Records from a dataset:
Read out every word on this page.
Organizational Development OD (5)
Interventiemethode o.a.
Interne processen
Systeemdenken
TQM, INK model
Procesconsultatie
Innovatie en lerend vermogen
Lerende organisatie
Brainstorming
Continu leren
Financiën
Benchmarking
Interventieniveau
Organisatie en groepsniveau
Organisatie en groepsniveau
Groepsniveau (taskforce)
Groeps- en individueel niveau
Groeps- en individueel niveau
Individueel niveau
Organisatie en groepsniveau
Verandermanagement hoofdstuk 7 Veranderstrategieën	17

→ Short problem
Each line must be given again exactly as written above.

→ Output for this task
Read out every word on this page.
Organizational Development OD (5)
Interventiemethode o.a.
Interne processen
Systeemdenken
TQM, INK model
Procesconsultatie
Innovatie en lerend vermogen
Lerende organisatie
Brainstorming
Continu leren
Financiën
Benchmarking
Interventieniveau
Organisatie en groepsniveau
Organisatie en groepsniveau
Groepsniveau (taskforce)
Groeps- en individueel niveau
Groeps- en individueel niveau
Individueel niveau
Organisatie en groepsniveau
Verandermanagement hoofdstuk 7 Veranderstrategieën	17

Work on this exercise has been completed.